• Do this
Transcribe the records that follow, preserving every word.

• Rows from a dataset

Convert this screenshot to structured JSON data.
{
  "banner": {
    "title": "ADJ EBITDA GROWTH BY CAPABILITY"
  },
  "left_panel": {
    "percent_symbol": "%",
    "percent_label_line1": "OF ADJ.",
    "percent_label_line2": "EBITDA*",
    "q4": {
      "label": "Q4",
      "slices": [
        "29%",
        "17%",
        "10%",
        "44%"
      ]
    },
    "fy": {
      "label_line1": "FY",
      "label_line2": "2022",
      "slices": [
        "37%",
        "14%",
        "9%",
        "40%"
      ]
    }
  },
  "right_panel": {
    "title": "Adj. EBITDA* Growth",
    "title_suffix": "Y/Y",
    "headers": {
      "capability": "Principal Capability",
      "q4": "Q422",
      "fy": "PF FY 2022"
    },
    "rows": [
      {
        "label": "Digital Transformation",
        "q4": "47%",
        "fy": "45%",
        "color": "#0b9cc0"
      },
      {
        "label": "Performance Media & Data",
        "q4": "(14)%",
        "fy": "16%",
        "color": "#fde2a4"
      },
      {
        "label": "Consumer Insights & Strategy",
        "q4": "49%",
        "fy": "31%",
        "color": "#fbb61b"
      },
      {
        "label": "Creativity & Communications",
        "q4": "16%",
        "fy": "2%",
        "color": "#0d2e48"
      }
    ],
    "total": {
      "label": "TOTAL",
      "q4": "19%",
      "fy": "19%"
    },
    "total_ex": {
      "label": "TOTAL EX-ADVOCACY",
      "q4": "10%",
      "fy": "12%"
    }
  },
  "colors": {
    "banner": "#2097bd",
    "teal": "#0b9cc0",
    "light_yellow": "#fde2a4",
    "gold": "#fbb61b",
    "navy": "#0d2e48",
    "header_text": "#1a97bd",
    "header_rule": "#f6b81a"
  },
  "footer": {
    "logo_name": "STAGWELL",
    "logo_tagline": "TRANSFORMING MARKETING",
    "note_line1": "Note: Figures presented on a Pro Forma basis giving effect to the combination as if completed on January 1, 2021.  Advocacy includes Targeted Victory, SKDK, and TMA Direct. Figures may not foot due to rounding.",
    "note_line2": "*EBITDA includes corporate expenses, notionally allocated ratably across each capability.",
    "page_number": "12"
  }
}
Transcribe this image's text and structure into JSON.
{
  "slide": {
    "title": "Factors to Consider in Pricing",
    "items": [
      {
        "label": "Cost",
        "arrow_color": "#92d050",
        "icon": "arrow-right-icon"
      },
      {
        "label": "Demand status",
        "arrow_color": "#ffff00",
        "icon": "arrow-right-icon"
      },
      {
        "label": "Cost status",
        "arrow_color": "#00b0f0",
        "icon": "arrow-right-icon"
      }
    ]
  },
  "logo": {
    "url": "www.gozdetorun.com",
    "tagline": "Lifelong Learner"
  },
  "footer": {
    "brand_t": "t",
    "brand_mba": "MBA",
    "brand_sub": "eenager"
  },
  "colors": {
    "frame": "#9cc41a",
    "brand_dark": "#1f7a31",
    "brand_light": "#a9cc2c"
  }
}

• Expected answer
Convert this screenshot to structured JSON data.
{
  "banner": {
    "title": "ADJ EBITDA GROWTH BY CAPABILITY"
  },
  "left_panel": {
    "percent_symbol": "%",
    "percent_label_line1": "OF ADJ.",
    "percent_label_line2": "EBITDA*",
    "q4": {
      "label": "Q4",
      "slices": [
        "29%",
        "17%",
        "10%",
        "44%"
      ]
    },
    "fy": {
      "label_line1": "FY",
      "label_line2": "2022",
      "slices": [
        "37%",
        "14%",
        "9%",
        "40%"
      ]
    }
  },
  "right_panel": {
    "title": "Adj. EBITDA* Growth",
    "title_suffix": "Y/Y",
    "headers": {
      "capability": "Principal Capability",
      "q4": "Q422",
      "fy": "PF FY 2022"
    },
    "rows": [
      {
        "label": "Digital Transformation",
        "q4": "47%",
        "fy": "45%",
        "color": "#0b9cc0"
      },
      {
        "label": "Performance Media & Data",
        "q4": "(14)%",
        "fy": "16%",
        "color": "#fde2a4"
      },
      {
        "label": "Consumer Insights & Strategy",
        "q4": "49%",
        "fy": "31%",
        "color": "#fbb61b"
      },
      {
        "label": "Creativity & Communications",
        "q4": "16%",
        "fy": "2%",
        "color": "#0d2e48"
      }
    ],
    "total": {
      "label": "TOTAL",
      "q4": "19%",
      "fy": "19%"
    },
    "total_ex": {
      "label": "TOTAL EX-ADVOCACY",
      "q4": "10%",
      "fy": "12%"
    }
  },
  "colors": {
    "banner": "#2097bd",
    "teal": "#0b9cc0",
    "light_yellow": "#fde2a4",
    "gold": "#fbb61b",
    "navy": "#0d2e48",
    "header_text": "#1a97bd",
    "header_rule": "#f6b81a"
  },
  "footer": {
    "logo_name": "STAGWELL",
    "logo_tagline": "TRANSFORMING MARKETING",
    "note_line1": "Note: Figures presented on a Pro Forma basis giving effect to the combination as if completed on January 1, 2021.  Advocacy includes Targeted Victory, SKDK, and TMA Direct. Figures may not foot due to rounding.",
    "note_line2": "*EBITDA includes corporate expenses, notionally allocated ratably across each capability.",
    "page_number": "12"
  }
}
Transcribe this image's text and structure into JSON.
{
  "slide": {
    "title": "Factors to Consider in Pricing",
    "items": [
      {
        "label": "Cost",
        "arrow_color": "#92d050",
        "icon": "arrow-right-icon"
      },
      {
        "label": "Demand status",
        "arrow_color": "#ffff00",
        "icon": "arrow-right-icon"
      },
      {
        "label": "Cost status",
        "arrow_color": "#00b0f0",
        "icon": "arrow-right-icon"
      }
    ]
  },
  "logo": {
    "url": "www.gozdetorun.com",
    "tagline": "Lifelong Learner"
  },
  "footer": {
    "brand_t": "t",
    "brand_mba": "MBA",
    "brand_sub": "eenager"
  },
  "colors": {
    "frame": "#9cc41a",
    "brand_dark": "#1f7a31",
    "brand_light": "#a9cc2c"
  }
}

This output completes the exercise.